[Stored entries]
====================
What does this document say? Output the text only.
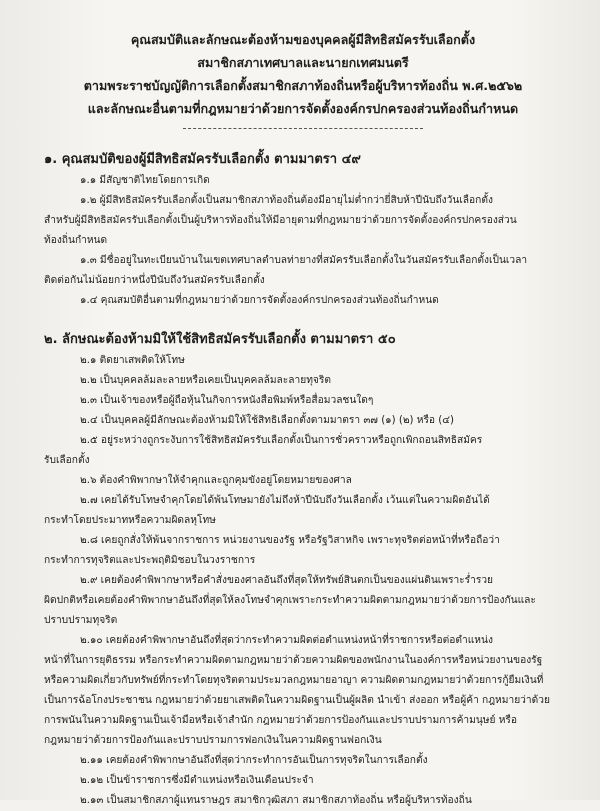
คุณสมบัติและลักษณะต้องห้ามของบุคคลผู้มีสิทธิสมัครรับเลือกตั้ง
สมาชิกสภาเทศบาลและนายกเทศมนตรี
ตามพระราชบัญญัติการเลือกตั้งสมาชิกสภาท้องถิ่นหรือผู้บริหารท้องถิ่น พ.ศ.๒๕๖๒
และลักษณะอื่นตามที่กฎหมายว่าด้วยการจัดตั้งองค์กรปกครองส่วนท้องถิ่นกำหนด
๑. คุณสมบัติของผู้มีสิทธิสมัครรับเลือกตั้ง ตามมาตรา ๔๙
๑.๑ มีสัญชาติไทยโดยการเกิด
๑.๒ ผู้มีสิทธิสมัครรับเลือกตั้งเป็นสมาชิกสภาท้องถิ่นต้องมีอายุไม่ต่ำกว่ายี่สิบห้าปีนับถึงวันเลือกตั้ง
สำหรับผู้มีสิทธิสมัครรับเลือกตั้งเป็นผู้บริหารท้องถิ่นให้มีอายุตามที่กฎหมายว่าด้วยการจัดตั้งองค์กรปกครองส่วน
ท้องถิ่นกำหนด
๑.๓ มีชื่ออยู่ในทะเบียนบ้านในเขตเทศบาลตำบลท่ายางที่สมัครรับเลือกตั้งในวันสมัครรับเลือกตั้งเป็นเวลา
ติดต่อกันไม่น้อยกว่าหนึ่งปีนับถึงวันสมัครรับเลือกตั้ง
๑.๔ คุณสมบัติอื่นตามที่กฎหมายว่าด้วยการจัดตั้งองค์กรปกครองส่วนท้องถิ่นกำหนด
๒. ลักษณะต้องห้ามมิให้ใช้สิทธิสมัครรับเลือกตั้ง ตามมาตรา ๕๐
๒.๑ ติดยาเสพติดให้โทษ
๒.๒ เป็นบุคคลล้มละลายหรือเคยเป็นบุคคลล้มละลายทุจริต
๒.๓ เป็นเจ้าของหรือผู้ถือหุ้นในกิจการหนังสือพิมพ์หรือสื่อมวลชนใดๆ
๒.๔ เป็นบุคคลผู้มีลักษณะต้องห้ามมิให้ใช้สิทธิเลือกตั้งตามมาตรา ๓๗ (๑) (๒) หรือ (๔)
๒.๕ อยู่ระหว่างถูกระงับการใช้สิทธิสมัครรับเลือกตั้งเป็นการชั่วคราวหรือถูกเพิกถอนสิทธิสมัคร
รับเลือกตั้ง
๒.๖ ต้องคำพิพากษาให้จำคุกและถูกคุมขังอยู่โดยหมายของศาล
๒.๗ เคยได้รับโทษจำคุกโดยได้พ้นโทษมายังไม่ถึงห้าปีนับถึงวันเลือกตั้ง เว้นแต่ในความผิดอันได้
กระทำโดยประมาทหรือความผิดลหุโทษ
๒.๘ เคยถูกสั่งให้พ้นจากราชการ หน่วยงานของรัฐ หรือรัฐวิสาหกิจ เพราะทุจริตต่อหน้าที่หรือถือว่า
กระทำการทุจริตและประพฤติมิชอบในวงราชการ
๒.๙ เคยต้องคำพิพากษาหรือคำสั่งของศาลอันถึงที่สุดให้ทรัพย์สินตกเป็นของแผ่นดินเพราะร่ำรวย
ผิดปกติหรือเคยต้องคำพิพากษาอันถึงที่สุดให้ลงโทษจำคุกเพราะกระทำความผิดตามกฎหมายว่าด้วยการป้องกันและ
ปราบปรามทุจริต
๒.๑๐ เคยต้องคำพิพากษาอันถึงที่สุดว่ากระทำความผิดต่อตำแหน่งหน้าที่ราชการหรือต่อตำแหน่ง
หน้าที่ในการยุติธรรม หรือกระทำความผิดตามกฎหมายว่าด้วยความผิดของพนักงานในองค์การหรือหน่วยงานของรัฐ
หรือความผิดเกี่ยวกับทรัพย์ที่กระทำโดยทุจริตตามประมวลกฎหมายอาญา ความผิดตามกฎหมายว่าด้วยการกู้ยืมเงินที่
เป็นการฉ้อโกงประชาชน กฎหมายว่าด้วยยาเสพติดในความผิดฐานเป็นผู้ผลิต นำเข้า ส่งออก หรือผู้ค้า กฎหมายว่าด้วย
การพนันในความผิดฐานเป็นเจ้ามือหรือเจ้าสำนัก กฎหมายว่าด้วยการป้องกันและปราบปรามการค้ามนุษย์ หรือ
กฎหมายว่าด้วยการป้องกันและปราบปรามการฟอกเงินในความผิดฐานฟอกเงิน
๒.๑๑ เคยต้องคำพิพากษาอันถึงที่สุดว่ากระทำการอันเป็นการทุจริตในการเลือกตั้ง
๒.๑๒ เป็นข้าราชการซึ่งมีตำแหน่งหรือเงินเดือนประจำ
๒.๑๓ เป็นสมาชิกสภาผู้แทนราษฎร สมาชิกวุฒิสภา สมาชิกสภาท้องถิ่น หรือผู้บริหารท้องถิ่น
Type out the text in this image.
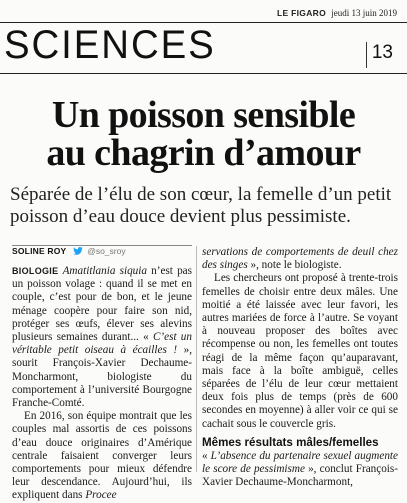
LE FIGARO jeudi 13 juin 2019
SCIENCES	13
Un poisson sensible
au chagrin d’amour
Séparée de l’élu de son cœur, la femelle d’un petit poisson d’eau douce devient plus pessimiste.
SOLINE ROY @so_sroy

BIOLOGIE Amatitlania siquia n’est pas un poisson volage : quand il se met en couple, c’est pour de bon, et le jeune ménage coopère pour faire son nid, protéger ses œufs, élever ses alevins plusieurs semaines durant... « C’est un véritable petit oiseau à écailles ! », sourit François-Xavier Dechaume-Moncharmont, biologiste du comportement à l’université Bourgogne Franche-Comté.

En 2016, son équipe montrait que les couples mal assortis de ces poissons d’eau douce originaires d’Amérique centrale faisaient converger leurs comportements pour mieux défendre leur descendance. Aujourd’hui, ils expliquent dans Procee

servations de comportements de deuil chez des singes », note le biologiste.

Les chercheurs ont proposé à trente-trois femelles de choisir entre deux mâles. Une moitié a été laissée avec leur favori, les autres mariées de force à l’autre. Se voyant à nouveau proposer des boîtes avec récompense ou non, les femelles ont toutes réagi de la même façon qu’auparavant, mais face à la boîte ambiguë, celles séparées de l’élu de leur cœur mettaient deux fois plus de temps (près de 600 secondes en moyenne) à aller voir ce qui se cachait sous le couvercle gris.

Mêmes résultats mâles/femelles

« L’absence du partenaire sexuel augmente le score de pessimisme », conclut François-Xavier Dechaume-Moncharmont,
====================
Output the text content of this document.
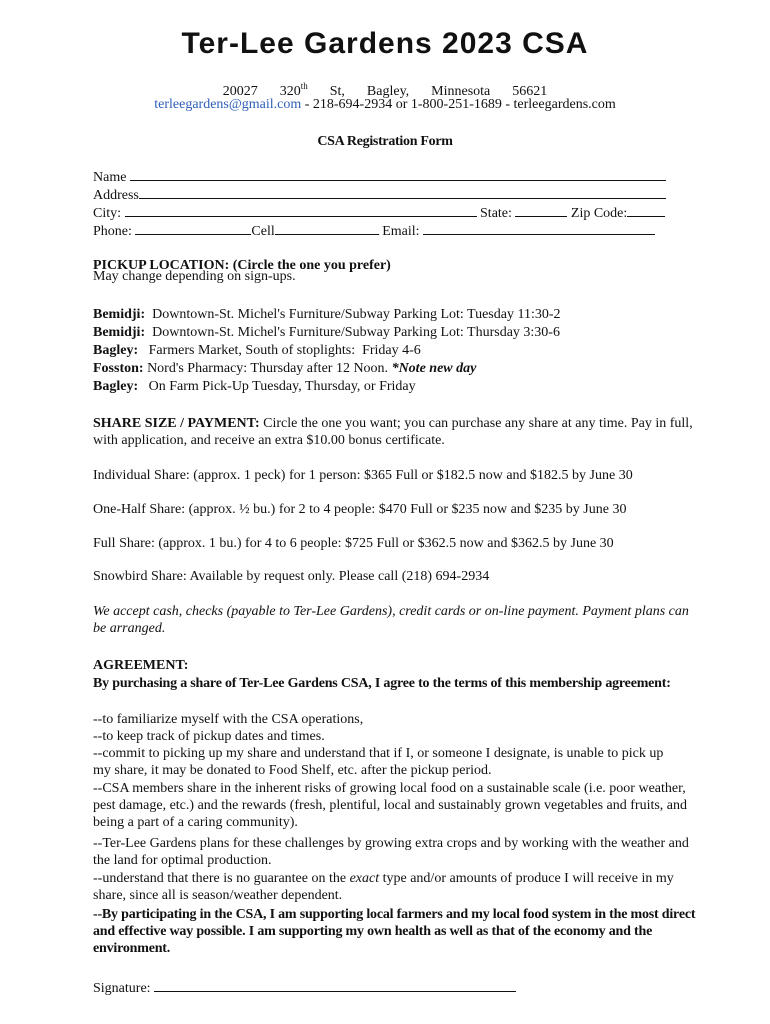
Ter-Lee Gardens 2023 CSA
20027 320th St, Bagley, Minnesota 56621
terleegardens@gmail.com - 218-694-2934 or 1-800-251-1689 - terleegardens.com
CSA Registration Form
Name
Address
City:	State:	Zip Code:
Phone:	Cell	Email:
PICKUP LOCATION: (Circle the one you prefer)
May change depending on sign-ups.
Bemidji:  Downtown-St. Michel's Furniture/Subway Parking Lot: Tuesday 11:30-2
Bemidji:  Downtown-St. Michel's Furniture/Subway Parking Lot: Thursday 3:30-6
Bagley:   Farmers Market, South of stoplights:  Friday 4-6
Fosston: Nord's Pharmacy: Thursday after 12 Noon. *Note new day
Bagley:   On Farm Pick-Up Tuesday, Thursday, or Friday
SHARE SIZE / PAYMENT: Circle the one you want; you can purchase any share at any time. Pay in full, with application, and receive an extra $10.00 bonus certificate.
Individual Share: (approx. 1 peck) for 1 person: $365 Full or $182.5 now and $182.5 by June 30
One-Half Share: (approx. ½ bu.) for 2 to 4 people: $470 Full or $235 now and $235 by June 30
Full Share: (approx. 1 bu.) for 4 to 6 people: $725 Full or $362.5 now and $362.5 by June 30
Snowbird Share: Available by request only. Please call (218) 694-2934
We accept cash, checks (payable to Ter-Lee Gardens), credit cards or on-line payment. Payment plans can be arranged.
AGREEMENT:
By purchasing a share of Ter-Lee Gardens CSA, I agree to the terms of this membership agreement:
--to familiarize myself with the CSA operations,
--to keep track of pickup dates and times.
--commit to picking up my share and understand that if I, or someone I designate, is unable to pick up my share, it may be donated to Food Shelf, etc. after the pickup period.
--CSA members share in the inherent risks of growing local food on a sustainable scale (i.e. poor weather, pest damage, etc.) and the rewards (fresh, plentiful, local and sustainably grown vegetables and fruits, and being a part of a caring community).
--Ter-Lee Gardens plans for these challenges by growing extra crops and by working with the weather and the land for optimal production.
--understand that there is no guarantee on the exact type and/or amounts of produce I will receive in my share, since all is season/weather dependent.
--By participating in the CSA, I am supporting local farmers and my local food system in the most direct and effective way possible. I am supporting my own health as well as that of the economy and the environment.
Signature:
====================
### What to do
Out of the preceding entries, pull every line containing the string "กษณะต".

### Result
คุณสมบัติและลักษณะต้องห้ามของบุคคลผู้มีสิทธิสมัครรับเลือกตั้ง
๒. ลักษณะต้องห้ามมิให้ใช้สิทธิสมัครรับเลือกตั้ง ตามมาตรา ๕๐
๒.๔ เป็นบุคคลผู้มีลักษณะต้องห้ามมิให้ใช้สิทธิเลือกตั้งตามมาตรา ๓๗ (๑) (๒) หรือ (๔)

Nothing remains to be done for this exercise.